Exclude all pictures, then copy each of the records exactly as written.
---
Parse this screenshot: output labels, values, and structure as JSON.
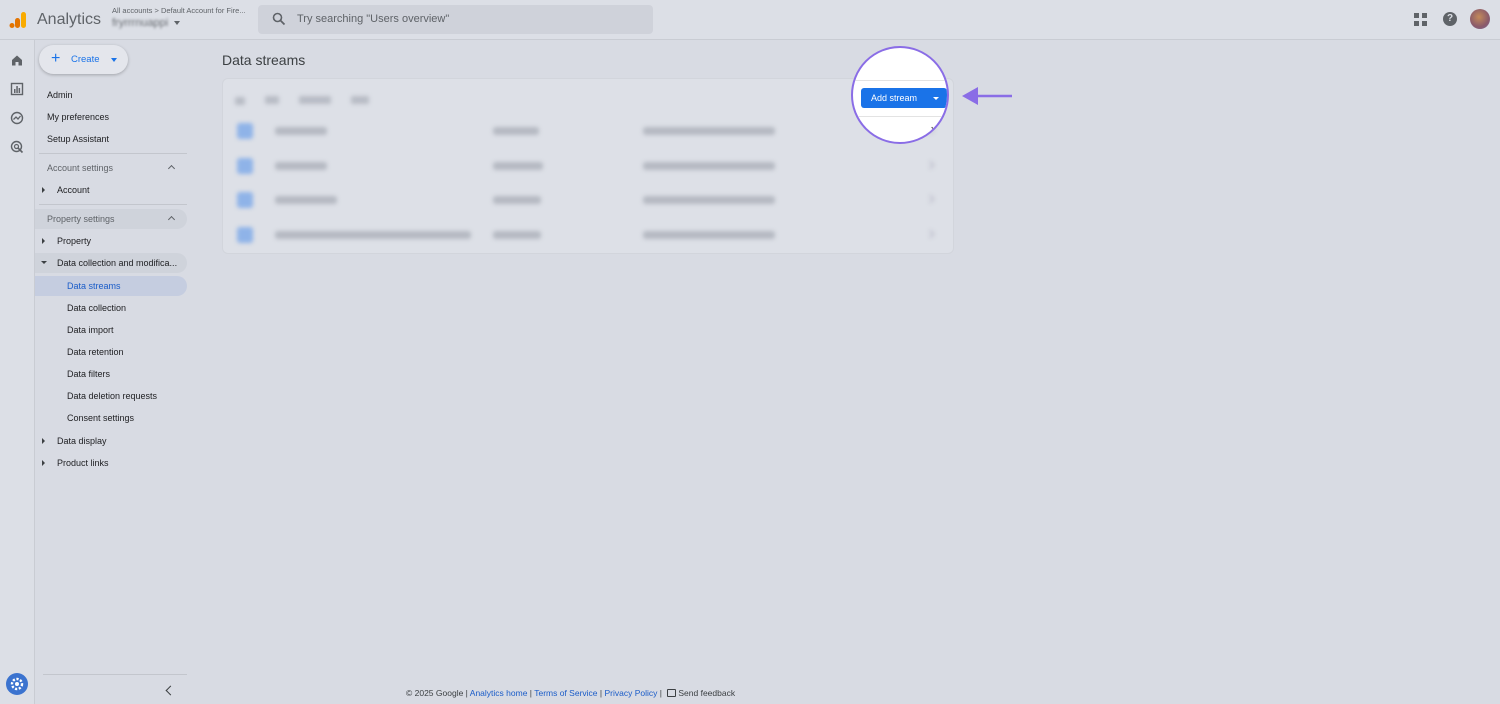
{
  "header": {
    "app_title": "Analytics",
    "account_path": "All accounts > Default Account for Fire...",
    "account_name": "fryrrrnuappi",
    "search_placeholder": "Try searching \"Users overview\""
  },
  "nav": {
    "create_label": "Create",
    "items": [
      "Admin",
      "My preferences",
      "Setup Assistant"
    ],
    "account_settings": {
      "label": "Account settings",
      "items": [
        "Account"
      ]
    },
    "property_settings": {
      "label": "Property settings",
      "items": [
        "Property",
        "Data collection and modifica...",
        "Data display",
        "Product links"
      ],
      "sub_items": [
        "Data streams",
        "Data collection",
        "Data import",
        "Data retention",
        "Data filters",
        "Data deletion requests",
        "Consent settings"
      ],
      "active": "Data streams"
    }
  },
  "main": {
    "title": "Data streams",
    "add_stream_label": "Add stream"
  },
  "footer": {
    "copyright": "© 2025 Google |",
    "analytics_home": "Analytics home",
    "terms": "Terms of Service",
    "privacy": "Privacy Policy",
    "sep": "|",
    "feedback": "Send feedback"
  },
  "colors": {
    "accent": "#1a73e8",
    "highlight": "#8a6de6"
  }
}
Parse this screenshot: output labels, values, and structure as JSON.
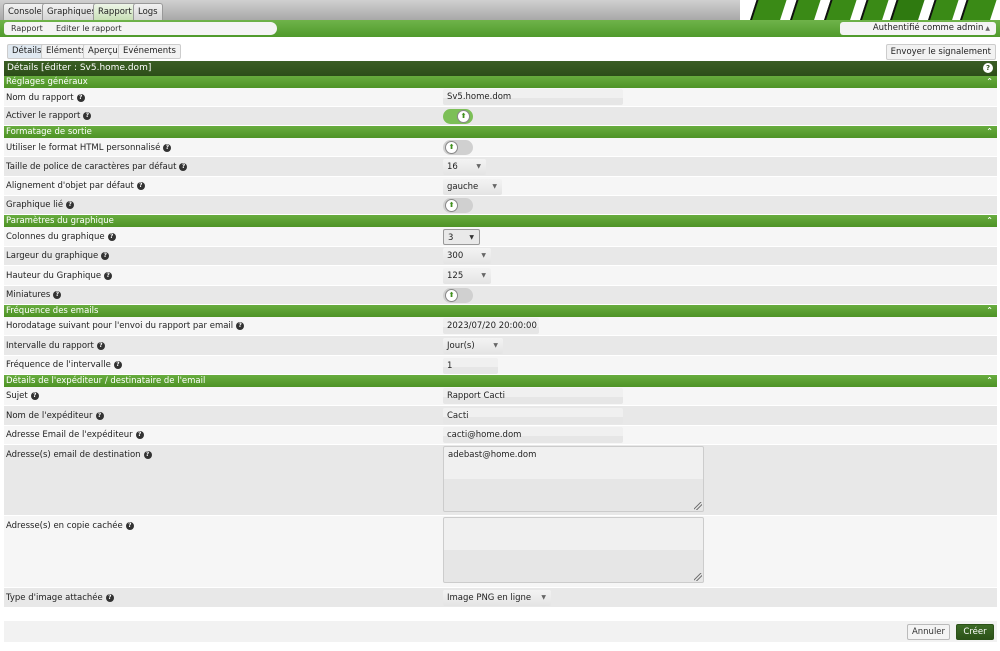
{
  "top_tabs": [
    {
      "label": "Console",
      "active": false
    },
    {
      "label": "Graphiques",
      "active": false
    },
    {
      "label": "Rapport",
      "active": true
    },
    {
      "label": "Logs",
      "active": false
    }
  ],
  "breadcrumb": {
    "items": [
      "Rapport",
      "Editer le rapport"
    ]
  },
  "auth_label": "Authentifié comme admin",
  "sub_tabs": [
    {
      "label": "Détails",
      "active": true
    },
    {
      "label": "Eléments",
      "active": false
    },
    {
      "label": "Aperçu",
      "active": false
    },
    {
      "label": "Evénements",
      "active": false
    }
  ],
  "send_button": "Envoyer le signalement",
  "panel_title": "Détails [éditer : Sv5.home.dom]",
  "sections": {
    "general": {
      "title": "Réglages généraux",
      "report_name": {
        "label": "Nom du rapport",
        "value": "Sv5.home.dom"
      },
      "enable_report": {
        "label": "Activer le rapport",
        "checked": true
      }
    },
    "output": {
      "title": "Formatage de sortie",
      "custom_html": {
        "label": "Utiliser le format HTML personnalisé",
        "checked": false
      },
      "font_size": {
        "label": "Taille de police de caractères par défaut",
        "value": "16"
      },
      "alignment": {
        "label": "Alignement d'objet par défaut",
        "value": "gauche"
      },
      "graph_linked": {
        "label": "Graphique lié",
        "checked": false
      }
    },
    "graph": {
      "title": "Paramètres du graphique",
      "columns": {
        "label": "Colonnes du graphique",
        "value": "3"
      },
      "width": {
        "label": "Largeur du graphique",
        "value": "300"
      },
      "height": {
        "label": "Hauteur du Graphique",
        "value": "125"
      },
      "thumbnails": {
        "label": "Miniatures",
        "checked": false
      }
    },
    "email_freq": {
      "title": "Fréquence des emails",
      "next_timestamp": {
        "label": "Horodatage suivant pour l'envoi du rapport par email",
        "value": "2023/07/20 20:00:00"
      },
      "interval": {
        "label": "Intervalle du rapport",
        "value": "Jour(s)"
      },
      "interval_freq": {
        "label": "Fréquence de l'intervalle",
        "value": "1"
      }
    },
    "sender": {
      "title": "Détails de l'expéditeur / destinataire de l'email",
      "subject": {
        "label": "Sujet",
        "value": "Rapport Cacti"
      },
      "sender_name": {
        "label": "Nom de l'expéditeur",
        "value": "Cacti"
      },
      "sender_email": {
        "label": "Adresse Email de l'expéditeur",
        "value": "cacti@home.dom"
      },
      "dest_email": {
        "label": "Adresse(s) email de destination",
        "value": "adebast@home.dom"
      },
      "bcc": {
        "label": "Adresse(s) en copie cachée",
        "value": ""
      },
      "image_type": {
        "label": "Type d'image attachée",
        "value": "Image PNG en ligne"
      }
    }
  },
  "buttons": {
    "cancel": "Annuler",
    "create": "Créer"
  },
  "colors": {
    "accent_green": "#4e9326",
    "dark_green": "#2d4e19"
  }
}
---
• [Result of the task]
Parse this screenshot: output labels, values, and structure as JSON.
{
  "header": {
    "app_title": "Analytics",
    "account_path": "All accounts > Default Account for Fire...",
    "account_name": "fryrrrnuappi",
    "search_placeholder": "Try searching \"Users overview\""
  },
  "nav": {
    "create_label": "Create",
    "items": [
      "Admin",
      "My preferences",
      "Setup Assistant"
    ],
    "account_settings": {
      "label": "Account settings",
      "items": [
        "Account"
      ]
    },
    "property_settings": {
      "label": "Property settings",
      "items": [
        "Property",
        "Data collection and modifica...",
        "Data display",
        "Product links"
      ],
      "sub_items": [
        "Data streams",
        "Data collection",
        "Data import",
        "Data retention",
        "Data filters",
        "Data deletion requests",
        "Consent settings"
      ],
      "active": "Data streams"
    }
  },
  "main": {
    "title": "Data streams",
    "add_stream_label": "Add stream"
  },
  "footer": {
    "copyright": "© 2025 Google |",
    "analytics_home": "Analytics home",
    "terms": "Terms of Service",
    "privacy": "Privacy Policy",
    "sep": "|",
    "feedback": "Send feedback"
  },
  "colors": {
    "accent": "#1a73e8",
    "highlight": "#8a6de6"
  }
}
Parse this screenshot: output labels, values, and structure as JSON.
{
  "top_tabs": [
    {
      "label": "Console",
      "active": false
    },
    {
      "label": "Graphiques",
      "active": false
    },
    {
      "label": "Rapport",
      "active": true
    },
    {
      "label": "Logs",
      "active": false
    }
  ],
  "breadcrumb": {
    "items": [
      "Rapport",
      "Editer le rapport"
    ]
  },
  "auth_label": "Authentifié comme admin",
  "sub_tabs": [
    {
      "label": "Détails",
      "active": true
    },
    {
      "label": "Eléments",
      "active": false
    },
    {
      "label": "Aperçu",
      "active": false
    },
    {
      "label": "Evénements",
      "active": false
    }
  ],
  "send_button": "Envoyer le signalement",
  "panel_title": "Détails [éditer : Sv5.home.dom]",
  "sections": {
    "general": {
      "title": "Réglages généraux",
      "report_name": {
        "label": "Nom du rapport",
        "value": "Sv5.home.dom"
      },
      "enable_report": {
        "label": "Activer le rapport",
        "checked": true
      }
    },
    "output": {
      "title": "Formatage de sortie",
      "custom_html": {
        "label": "Utiliser le format HTML personnalisé",
        "checked": false
      },
      "font_size": {
        "label": "Taille de police de caractères par défaut",
        "value": "16"
      },
      "alignment": {
        "label": "Alignement d'objet par défaut",
        "value": "gauche"
      },
      "graph_linked": {
        "label": "Graphique lié",
        "checked": false
      }
    },
    "graph": {
      "title": "Paramètres du graphique",
      "columns": {
        "label": "Colonnes du graphique",
        "value": "3"
      },
      "width": {
        "label": "Largeur du graphique",
        "value": "300"
      },
      "height": {
        "label": "Hauteur du Graphique",
        "value": "125"
      },
      "thumbnails": {
        "label": "Miniatures",
        "checked": false
      }
    },
    "email_freq": {
      "title": "Fréquence des emails",
      "next_timestamp": {
        "label": "Horodatage suivant pour l'envoi du rapport par email",
        "value": "2023/07/20 20:00:00"
      },
      "interval": {
        "label": "Intervalle du rapport",
        "value": "Jour(s)"
      },
      "interval_freq": {
        "label": "Fréquence de l'intervalle",
        "value": "1"
      }
    },
    "sender": {
      "title": "Détails de l'expéditeur / destinataire de l'email",
      "subject": {
        "label": "Sujet",
        "value": "Rapport Cacti"
      },
      "sender_name": {
        "label": "Nom de l'expéditeur",
        "value": "Cacti"
      },
      "sender_email": {
        "label": "Adresse Email de l'expéditeur",
        "value": "cacti@home.dom"
      },
      "dest_email": {
        "label": "Adresse(s) email de destination",
        "value": "adebast@home.dom"
      },
      "bcc": {
        "label": "Adresse(s) en copie cachée",
        "value": ""
      },
      "image_type": {
        "label": "Type d'image attachée",
        "value": "Image PNG en ligne"
      }
    }
  },
  "buttons": {
    "cancel": "Annuler",
    "create": "Créer"
  },
  "colors": {
    "accent_green": "#4e9326",
    "dark_green": "#2d4e19"
  }
}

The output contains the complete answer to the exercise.